### Task details
Work through the material below line by line and say how many lines include the word "Impact". Only the number, please.

### Stored entries
**********

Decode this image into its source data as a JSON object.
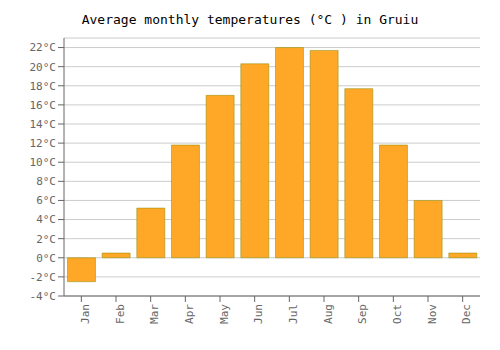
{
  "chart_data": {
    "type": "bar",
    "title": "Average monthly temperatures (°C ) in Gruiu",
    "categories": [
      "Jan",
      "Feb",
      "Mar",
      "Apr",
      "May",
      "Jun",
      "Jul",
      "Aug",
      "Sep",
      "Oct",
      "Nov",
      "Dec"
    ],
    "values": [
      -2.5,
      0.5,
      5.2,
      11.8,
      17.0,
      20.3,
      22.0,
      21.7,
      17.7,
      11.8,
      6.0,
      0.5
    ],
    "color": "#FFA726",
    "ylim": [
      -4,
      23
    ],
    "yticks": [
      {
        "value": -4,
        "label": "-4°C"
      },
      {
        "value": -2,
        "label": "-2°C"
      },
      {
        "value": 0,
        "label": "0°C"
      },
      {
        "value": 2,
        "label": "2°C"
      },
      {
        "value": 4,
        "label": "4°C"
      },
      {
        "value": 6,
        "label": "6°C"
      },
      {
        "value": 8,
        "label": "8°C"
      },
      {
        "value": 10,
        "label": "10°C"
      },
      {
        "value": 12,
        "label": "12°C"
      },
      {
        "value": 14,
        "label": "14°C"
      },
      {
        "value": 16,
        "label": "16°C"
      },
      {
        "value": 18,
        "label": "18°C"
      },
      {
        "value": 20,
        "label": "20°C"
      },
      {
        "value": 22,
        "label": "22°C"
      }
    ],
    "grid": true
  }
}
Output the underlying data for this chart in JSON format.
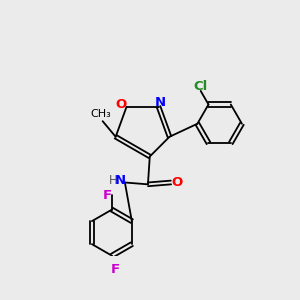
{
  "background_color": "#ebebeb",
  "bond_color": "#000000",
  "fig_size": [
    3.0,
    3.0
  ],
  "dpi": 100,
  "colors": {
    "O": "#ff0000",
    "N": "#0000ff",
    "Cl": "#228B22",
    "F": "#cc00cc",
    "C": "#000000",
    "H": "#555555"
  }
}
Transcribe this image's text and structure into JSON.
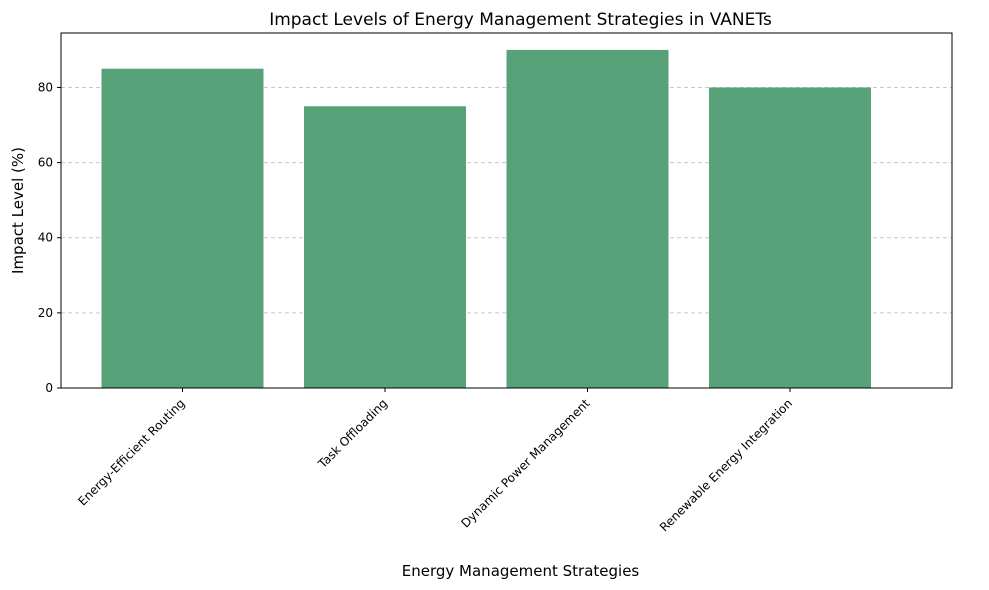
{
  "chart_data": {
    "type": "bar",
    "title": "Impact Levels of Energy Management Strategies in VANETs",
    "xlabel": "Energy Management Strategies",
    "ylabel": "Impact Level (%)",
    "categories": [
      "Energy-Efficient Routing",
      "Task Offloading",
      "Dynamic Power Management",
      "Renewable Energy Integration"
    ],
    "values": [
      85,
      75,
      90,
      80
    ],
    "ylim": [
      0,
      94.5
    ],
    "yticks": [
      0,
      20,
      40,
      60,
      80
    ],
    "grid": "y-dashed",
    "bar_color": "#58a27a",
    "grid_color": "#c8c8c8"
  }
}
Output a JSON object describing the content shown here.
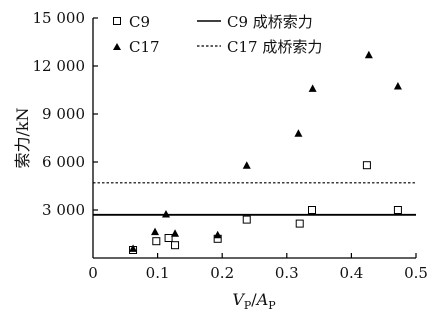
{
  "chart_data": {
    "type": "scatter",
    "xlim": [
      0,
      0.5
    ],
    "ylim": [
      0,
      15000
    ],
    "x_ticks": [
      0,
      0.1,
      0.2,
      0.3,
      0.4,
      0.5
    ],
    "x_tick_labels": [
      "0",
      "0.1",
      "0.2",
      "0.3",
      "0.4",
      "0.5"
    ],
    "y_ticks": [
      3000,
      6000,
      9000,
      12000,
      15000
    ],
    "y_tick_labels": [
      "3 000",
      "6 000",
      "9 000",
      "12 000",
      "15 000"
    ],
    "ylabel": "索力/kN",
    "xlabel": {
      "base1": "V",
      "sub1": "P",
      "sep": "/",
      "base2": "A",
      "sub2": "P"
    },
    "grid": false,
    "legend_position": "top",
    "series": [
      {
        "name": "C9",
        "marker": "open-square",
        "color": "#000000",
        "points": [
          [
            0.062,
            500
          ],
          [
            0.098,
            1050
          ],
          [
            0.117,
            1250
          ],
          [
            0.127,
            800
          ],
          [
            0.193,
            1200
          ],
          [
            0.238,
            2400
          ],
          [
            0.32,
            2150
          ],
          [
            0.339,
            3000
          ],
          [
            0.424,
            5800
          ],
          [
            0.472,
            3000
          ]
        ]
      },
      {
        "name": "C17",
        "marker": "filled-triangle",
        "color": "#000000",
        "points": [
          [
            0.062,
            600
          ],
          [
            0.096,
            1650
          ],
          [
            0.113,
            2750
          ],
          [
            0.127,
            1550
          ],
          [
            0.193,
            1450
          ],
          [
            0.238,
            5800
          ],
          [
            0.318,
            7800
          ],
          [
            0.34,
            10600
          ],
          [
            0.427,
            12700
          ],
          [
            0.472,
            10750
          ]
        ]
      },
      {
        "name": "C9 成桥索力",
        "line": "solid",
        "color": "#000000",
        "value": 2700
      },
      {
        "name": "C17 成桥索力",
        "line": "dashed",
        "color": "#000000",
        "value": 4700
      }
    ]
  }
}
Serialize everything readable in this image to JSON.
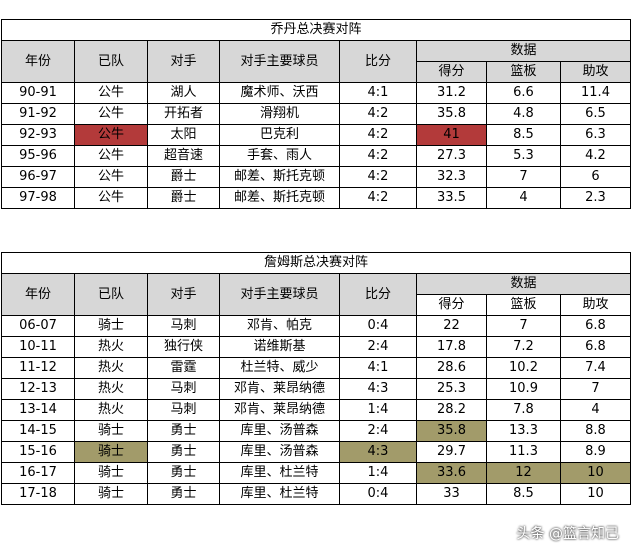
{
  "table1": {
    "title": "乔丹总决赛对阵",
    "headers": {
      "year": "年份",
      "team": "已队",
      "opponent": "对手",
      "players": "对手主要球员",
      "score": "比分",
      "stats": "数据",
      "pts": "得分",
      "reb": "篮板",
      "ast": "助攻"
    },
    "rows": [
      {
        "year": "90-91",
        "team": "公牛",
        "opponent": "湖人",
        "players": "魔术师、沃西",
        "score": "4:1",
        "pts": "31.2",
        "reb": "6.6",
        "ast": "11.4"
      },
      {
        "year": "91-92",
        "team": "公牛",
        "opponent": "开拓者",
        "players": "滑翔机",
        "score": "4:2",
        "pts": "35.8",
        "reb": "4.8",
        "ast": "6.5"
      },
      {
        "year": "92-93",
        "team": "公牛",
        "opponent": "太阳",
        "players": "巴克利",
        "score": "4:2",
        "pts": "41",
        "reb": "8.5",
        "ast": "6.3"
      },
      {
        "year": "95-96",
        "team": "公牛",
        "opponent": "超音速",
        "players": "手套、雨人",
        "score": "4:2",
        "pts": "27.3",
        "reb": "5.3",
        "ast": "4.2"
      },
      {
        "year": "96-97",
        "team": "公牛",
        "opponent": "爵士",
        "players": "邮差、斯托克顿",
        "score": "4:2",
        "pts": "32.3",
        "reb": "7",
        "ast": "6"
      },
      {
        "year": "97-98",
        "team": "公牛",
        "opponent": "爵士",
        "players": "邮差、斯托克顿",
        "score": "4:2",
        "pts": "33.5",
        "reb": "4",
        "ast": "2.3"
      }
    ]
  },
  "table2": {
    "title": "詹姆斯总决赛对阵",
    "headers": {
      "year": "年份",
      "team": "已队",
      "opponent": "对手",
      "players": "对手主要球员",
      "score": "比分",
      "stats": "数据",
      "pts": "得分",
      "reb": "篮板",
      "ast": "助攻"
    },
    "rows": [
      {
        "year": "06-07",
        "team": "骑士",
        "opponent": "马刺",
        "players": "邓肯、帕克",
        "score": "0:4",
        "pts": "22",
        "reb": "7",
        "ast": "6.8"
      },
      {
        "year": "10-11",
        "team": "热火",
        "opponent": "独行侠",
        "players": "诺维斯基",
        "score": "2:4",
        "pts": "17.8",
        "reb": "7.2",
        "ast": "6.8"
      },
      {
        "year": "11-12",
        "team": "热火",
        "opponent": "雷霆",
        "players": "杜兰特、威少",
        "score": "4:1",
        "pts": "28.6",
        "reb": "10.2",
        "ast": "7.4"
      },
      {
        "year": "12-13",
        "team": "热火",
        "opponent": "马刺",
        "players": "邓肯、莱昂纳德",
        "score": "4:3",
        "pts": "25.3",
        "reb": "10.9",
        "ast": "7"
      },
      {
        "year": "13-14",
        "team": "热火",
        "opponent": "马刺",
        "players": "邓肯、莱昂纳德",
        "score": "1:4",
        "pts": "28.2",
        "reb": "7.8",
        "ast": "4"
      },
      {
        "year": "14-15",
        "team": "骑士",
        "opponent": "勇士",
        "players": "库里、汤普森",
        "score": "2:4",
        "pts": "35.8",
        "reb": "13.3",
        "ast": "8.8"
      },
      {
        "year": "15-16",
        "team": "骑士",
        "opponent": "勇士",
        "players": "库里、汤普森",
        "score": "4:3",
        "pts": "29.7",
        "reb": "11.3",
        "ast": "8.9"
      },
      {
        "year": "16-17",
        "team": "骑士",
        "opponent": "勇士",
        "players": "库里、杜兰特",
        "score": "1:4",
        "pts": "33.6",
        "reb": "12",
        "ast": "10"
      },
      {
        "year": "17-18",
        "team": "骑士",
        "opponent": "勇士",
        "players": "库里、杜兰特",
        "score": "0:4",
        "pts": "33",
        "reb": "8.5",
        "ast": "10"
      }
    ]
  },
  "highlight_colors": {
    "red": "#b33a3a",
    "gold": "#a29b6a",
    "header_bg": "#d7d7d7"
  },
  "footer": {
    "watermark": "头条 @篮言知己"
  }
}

**********

### Exercise response
2